— BEGIN Input rows —
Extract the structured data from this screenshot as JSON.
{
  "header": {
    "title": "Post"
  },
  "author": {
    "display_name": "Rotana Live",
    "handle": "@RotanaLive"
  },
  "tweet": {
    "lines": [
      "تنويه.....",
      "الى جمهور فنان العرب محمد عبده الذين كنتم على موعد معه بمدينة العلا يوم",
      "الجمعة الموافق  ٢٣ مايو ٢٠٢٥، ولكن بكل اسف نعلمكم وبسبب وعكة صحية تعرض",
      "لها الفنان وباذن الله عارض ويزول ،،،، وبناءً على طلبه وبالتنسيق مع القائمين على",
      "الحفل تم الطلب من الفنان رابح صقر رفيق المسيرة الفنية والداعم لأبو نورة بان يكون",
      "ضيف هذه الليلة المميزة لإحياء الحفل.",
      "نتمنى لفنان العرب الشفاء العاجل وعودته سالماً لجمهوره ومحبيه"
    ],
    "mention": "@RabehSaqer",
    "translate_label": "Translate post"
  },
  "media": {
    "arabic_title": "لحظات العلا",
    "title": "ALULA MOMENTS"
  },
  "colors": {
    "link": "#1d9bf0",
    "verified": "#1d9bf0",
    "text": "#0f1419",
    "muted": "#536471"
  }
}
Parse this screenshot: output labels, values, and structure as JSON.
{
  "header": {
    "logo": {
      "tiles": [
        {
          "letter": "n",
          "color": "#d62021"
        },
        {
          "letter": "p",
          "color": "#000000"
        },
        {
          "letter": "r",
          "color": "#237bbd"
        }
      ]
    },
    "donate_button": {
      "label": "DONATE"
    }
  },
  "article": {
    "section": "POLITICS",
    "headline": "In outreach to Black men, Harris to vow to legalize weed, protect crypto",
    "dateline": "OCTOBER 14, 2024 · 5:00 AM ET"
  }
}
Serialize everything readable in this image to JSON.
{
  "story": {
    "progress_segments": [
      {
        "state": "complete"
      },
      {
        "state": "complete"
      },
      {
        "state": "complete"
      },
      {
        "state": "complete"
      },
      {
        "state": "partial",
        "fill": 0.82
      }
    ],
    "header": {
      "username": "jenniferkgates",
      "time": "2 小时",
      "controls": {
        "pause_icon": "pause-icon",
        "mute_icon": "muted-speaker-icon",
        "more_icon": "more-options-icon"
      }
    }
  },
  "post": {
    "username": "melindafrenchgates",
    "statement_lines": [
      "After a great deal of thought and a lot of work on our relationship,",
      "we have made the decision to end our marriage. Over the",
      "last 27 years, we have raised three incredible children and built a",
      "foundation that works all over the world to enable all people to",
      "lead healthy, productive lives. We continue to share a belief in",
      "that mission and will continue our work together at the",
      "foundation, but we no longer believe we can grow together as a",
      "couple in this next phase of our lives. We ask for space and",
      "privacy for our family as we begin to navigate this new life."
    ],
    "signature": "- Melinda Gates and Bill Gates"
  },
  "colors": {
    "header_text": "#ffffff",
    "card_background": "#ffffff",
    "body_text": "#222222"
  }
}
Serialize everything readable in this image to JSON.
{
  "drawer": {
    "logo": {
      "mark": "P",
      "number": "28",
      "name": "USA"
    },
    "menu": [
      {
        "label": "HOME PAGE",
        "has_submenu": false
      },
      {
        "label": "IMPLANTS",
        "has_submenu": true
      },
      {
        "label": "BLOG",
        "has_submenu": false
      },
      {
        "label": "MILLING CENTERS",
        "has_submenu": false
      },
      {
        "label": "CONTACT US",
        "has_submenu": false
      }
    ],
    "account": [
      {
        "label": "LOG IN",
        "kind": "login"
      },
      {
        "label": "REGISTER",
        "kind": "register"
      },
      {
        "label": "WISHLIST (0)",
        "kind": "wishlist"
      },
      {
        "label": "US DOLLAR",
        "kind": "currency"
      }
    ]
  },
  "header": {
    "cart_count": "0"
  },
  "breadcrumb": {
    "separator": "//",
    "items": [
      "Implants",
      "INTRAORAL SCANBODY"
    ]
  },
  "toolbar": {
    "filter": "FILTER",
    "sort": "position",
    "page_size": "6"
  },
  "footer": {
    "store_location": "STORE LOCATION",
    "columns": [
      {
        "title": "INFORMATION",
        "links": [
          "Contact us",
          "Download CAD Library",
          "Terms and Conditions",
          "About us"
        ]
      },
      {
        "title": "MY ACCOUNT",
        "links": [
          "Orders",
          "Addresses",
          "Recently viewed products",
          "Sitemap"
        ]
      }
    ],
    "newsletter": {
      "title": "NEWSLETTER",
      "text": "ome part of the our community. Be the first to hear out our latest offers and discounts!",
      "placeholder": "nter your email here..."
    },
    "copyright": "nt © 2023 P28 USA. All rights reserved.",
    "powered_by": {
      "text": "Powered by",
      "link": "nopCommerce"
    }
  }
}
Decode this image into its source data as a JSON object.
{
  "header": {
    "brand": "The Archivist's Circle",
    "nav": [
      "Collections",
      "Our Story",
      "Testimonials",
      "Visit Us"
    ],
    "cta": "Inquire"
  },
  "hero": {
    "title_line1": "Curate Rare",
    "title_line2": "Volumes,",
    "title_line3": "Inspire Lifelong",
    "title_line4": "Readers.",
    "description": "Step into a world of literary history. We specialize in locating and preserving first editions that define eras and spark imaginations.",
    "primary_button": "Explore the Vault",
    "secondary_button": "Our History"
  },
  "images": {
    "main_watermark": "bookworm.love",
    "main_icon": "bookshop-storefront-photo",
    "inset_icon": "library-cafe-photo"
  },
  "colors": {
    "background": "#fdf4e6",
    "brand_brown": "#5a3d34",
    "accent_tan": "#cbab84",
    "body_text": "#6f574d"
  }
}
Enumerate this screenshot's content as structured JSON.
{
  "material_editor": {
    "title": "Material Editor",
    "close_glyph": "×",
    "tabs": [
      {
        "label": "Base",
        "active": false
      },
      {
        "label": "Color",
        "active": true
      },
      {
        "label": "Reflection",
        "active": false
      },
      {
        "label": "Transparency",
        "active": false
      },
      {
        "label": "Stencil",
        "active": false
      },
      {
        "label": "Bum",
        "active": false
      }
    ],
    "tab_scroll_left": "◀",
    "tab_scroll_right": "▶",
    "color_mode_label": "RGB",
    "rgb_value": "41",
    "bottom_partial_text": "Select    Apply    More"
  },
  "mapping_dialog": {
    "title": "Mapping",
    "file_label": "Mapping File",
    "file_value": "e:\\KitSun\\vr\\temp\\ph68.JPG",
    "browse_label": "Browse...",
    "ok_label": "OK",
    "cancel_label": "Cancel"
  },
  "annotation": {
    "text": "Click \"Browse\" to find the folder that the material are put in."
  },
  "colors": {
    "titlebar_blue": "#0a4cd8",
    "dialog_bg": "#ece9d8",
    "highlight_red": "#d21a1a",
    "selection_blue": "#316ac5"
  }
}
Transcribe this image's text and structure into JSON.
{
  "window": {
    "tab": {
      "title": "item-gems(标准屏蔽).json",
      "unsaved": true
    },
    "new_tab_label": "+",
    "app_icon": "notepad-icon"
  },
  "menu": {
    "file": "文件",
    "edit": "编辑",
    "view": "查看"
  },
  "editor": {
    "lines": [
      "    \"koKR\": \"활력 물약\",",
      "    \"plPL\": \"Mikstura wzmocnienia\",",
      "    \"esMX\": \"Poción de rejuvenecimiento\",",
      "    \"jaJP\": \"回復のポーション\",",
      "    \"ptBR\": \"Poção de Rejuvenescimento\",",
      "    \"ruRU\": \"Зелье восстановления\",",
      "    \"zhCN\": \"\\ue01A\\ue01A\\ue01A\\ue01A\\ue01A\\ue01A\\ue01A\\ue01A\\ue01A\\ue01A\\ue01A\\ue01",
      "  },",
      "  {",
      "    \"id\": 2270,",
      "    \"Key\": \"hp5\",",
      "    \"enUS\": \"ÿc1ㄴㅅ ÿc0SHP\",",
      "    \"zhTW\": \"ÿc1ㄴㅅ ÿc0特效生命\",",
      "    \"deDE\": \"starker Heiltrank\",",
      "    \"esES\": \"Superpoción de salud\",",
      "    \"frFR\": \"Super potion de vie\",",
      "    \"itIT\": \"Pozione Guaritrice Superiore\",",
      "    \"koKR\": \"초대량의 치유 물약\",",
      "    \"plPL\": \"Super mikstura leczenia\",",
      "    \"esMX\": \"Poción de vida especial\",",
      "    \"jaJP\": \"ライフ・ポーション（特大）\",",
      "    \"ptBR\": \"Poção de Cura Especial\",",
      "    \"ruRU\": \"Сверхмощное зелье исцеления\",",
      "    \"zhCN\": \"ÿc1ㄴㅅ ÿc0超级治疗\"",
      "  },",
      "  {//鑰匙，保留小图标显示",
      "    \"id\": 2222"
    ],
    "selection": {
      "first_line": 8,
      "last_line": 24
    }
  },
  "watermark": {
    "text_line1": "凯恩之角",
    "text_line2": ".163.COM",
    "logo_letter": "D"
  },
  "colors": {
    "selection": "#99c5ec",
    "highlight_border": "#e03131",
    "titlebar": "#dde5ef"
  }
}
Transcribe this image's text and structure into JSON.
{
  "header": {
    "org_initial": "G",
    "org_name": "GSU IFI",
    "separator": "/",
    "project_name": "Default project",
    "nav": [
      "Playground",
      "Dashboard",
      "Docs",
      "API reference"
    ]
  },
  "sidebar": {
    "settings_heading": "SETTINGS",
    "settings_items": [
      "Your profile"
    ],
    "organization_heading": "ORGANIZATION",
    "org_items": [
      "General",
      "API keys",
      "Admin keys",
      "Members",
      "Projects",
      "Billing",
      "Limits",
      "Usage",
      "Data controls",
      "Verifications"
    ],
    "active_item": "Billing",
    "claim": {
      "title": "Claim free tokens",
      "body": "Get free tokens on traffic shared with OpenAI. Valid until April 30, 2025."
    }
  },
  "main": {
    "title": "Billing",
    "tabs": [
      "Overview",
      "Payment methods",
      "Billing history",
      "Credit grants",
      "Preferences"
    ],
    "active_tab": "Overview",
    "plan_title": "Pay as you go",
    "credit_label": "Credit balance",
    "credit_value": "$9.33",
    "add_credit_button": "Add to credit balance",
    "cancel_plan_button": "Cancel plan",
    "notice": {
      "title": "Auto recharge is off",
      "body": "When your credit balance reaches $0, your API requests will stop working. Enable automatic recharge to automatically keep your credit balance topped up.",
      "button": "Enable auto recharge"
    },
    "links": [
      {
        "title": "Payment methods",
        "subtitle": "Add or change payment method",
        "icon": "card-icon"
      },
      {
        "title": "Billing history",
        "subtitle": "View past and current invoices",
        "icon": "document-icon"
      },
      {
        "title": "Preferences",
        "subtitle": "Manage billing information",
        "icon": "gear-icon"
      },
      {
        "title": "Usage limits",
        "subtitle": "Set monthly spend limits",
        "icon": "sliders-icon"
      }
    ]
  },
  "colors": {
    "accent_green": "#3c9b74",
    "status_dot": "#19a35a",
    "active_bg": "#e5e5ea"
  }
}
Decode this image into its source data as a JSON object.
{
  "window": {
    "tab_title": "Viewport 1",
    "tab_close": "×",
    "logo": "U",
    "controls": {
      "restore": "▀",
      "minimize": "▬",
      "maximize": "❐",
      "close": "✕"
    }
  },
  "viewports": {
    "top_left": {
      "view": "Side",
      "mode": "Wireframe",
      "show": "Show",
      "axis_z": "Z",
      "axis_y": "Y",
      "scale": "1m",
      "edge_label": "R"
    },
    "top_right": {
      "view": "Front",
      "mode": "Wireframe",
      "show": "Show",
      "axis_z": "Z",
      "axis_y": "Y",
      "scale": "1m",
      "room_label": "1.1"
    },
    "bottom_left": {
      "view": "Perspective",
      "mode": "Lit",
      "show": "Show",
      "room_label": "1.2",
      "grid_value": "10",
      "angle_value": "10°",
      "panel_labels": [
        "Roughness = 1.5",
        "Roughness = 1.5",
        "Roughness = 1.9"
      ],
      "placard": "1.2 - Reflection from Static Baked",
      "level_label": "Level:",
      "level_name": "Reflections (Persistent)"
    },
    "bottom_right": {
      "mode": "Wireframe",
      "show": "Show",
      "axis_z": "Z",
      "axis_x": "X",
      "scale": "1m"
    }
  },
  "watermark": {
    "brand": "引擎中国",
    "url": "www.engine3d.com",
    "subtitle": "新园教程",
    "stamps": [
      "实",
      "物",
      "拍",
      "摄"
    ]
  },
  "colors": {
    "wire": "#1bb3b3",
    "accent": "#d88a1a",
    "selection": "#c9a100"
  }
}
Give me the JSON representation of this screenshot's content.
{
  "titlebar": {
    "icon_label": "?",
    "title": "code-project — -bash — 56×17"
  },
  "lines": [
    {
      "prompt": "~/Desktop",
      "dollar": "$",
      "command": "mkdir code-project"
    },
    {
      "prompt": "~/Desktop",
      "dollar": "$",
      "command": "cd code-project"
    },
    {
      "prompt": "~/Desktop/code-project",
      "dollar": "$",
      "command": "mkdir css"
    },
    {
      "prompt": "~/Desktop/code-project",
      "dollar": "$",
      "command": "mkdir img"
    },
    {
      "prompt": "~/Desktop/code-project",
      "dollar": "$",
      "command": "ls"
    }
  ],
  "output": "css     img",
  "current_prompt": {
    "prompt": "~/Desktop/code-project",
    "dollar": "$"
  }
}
— END Input rows —
What is asked
Wherever "الحفل" shows up in a line, copy that line.

Response
      "الحفل تم الطلب من الفنان رابح صقر رفيق المسيرة الفنية والداعم لأبو نورة بان يكون",
      "ضيف هذه الليلة المميزة لإحياء الحفل.",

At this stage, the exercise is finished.